#### OBJECTIVE:
Reproduce all records exactly.

start SUPPLIED RECORDS

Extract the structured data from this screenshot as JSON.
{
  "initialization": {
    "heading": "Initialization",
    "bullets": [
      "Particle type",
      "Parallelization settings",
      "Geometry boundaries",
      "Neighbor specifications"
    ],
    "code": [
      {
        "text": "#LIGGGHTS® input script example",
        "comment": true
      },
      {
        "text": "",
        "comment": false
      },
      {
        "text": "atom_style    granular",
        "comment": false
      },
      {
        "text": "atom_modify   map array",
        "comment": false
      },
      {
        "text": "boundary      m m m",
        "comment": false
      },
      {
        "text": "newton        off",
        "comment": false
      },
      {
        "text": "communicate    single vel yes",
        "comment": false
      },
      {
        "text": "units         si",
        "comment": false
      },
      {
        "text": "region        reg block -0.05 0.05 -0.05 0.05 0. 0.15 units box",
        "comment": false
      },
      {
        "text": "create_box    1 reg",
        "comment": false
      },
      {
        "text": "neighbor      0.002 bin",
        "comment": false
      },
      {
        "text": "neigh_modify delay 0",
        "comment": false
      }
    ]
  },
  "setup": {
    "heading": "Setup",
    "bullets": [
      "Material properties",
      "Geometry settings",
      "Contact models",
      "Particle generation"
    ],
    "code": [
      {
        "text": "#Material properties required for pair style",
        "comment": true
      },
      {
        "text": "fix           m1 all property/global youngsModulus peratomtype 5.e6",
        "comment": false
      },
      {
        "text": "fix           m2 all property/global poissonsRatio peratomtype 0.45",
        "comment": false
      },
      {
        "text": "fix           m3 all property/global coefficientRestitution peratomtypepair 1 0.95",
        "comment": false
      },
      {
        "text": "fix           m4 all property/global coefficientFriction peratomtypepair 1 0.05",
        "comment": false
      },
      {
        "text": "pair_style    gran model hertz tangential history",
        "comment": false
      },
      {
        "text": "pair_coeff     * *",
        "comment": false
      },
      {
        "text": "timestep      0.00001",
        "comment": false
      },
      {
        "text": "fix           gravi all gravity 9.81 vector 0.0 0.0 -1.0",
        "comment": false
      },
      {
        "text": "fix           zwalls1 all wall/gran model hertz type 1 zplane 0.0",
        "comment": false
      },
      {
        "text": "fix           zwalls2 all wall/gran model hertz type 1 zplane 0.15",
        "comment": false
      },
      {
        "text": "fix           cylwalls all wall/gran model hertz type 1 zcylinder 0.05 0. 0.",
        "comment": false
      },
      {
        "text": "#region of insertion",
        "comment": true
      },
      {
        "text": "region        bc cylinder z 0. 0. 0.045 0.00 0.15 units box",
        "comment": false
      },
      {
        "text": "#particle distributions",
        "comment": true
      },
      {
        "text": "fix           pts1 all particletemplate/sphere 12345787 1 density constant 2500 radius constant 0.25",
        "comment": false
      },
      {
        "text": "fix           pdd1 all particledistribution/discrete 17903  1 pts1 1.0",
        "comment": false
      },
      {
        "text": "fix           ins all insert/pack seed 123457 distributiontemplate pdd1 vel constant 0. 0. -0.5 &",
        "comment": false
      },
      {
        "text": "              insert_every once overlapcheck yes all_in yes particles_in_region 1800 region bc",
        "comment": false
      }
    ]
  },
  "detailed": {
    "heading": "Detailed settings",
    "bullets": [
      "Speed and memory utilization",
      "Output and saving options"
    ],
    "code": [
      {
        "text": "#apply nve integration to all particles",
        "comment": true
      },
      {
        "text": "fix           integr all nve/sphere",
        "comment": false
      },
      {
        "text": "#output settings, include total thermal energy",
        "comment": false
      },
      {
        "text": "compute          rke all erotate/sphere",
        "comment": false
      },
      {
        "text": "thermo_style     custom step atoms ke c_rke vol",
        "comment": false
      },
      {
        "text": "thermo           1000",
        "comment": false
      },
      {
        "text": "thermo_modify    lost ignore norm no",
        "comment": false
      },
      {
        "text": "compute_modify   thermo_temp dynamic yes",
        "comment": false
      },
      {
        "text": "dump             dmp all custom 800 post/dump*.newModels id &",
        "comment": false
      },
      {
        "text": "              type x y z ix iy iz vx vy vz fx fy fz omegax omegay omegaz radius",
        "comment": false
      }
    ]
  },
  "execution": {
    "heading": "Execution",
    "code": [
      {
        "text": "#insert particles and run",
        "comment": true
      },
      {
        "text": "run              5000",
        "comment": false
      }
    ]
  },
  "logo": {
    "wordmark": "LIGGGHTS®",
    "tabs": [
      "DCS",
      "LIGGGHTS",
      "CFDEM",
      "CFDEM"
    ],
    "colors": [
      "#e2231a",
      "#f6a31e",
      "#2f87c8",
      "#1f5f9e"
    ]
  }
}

end SUPPLIED RECORDS

#### RESPONSE TO THIS EXERCISE:
Extract the structured data from this screenshot as JSON.
{
  "initialization": {
    "heading": "Initialization",
    "bullets": [
      "Particle type",
      "Parallelization settings",
      "Geometry boundaries",
      "Neighbor specifications"
    ],
    "code": [
      {
        "text": "#LIGGGHTS® input script example",
        "comment": true
      },
      {
        "text": "",
        "comment": false
      },
      {
        "text": "atom_style    granular",
        "comment": false
      },
      {
        "text": "atom_modify   map array",
        "comment": false
      },
      {
        "text": "boundary      m m m",
        "comment": false
      },
      {
        "text": "newton        off",
        "comment": false
      },
      {
        "text": "communicate    single vel yes",
        "comment": false
      },
      {
        "text": "units         si",
        "comment": false
      },
      {
        "text": "region        reg block -0.05 0.05 -0.05 0.05 0. 0.15 units box",
        "comment": false
      },
      {
        "text": "create_box    1 reg",
        "comment": false
      },
      {
        "text": "neighbor      0.002 bin",
        "comment": false
      },
      {
        "text": "neigh_modify delay 0",
        "comment": false
      }
    ]
  },
  "setup": {
    "heading": "Setup",
    "bullets": [
      "Material properties",
      "Geometry settings",
      "Contact models",
      "Particle generation"
    ],
    "code": [
      {
        "text": "#Material properties required for pair style",
        "comment": true
      },
      {
        "text": "fix           m1 all property/global youngsModulus peratomtype 5.e6",
        "comment": false
      },
      {
        "text": "fix           m2 all property/global poissonsRatio peratomtype 0.45",
        "comment": false
      },
      {
        "text": "fix           m3 all property/global coefficientRestitution peratomtypepair 1 0.95",
        "comment": false
      },
      {
        "text": "fix           m4 all property/global coefficientFriction peratomtypepair 1 0.05",
        "comment": false
      },
      {
        "text": "pair_style    gran model hertz tangential history",
        "comment": false
      },
      {
        "text": "pair_coeff     * *",
        "comment": false
      },
      {
        "text": "timestep      0.00001",
        "comment": false
      },
      {
        "text": "fix           gravi all gravity 9.81 vector 0.0 0.0 -1.0",
        "comment": false
      },
      {
        "text": "fix           zwalls1 all wall/gran model hertz type 1 zplane 0.0",
        "comment": false
      },
      {
        "text": "fix           zwalls2 all wall/gran model hertz type 1 zplane 0.15",
        "comment": false
      },
      {
        "text": "fix           cylwalls all wall/gran model hertz type 1 zcylinder 0.05 0. 0.",
        "comment": false
      },
      {
        "text": "#region of insertion",
        "comment": true
      },
      {
        "text": "region        bc cylinder z 0. 0. 0.045 0.00 0.15 units box",
        "comment": false
      },
      {
        "text": "#particle distributions",
        "comment": true
      },
      {
        "text": "fix           pts1 all particletemplate/sphere 12345787 1 density constant 2500 radius constant 0.25",
        "comment": false
      },
      {
        "text": "fix           pdd1 all particledistribution/discrete 17903  1 pts1 1.0",
        "comment": false
      },
      {
        "text": "fix           ins all insert/pack seed 123457 distributiontemplate pdd1 vel constant 0. 0. -0.5 &",
        "comment": false
      },
      {
        "text": "              insert_every once overlapcheck yes all_in yes particles_in_region 1800 region bc",
        "comment": false
      }
    ]
  },
  "detailed": {
    "heading": "Detailed settings",
    "bullets": [
      "Speed and memory utilization",
      "Output and saving options"
    ],
    "code": [
      {
        "text": "#apply nve integration to all particles",
        "comment": true
      },
      {
        "text": "fix           integr all nve/sphere",
        "comment": false
      },
      {
        "text": "#output settings, include total thermal energy",
        "comment": false
      },
      {
        "text": "compute          rke all erotate/sphere",
        "comment": false
      },
      {
        "text": "thermo_style     custom step atoms ke c_rke vol",
        "comment": false
      },
      {
        "text": "thermo           1000",
        "comment": false
      },
      {
        "text": "thermo_modify    lost ignore norm no",
        "comment": false
      },
      {
        "text": "compute_modify   thermo_temp dynamic yes",
        "comment": false
      },
      {
        "text": "dump             dmp all custom 800 post/dump*.newModels id &",
        "comment": false
      },
      {
        "text": "              type x y z ix iy iz vx vy vz fx fy fz omegax omegay omegaz radius",
        "comment": false
      }
    ]
  },
  "execution": {
    "heading": "Execution",
    "code": [
      {
        "text": "#insert particles and run",
        "comment": true
      },
      {
        "text": "run              5000",
        "comment": false
      }
    ]
  },
  "logo": {
    "wordmark": "LIGGGHTS®",
    "tabs": [
      "DCS",
      "LIGGGHTS",
      "CFDEM",
      "CFDEM"
    ],
    "colors": [
      "#e2231a",
      "#f6a31e",
      "#2f87c8",
      "#1f5f9e"
    ]
  }
}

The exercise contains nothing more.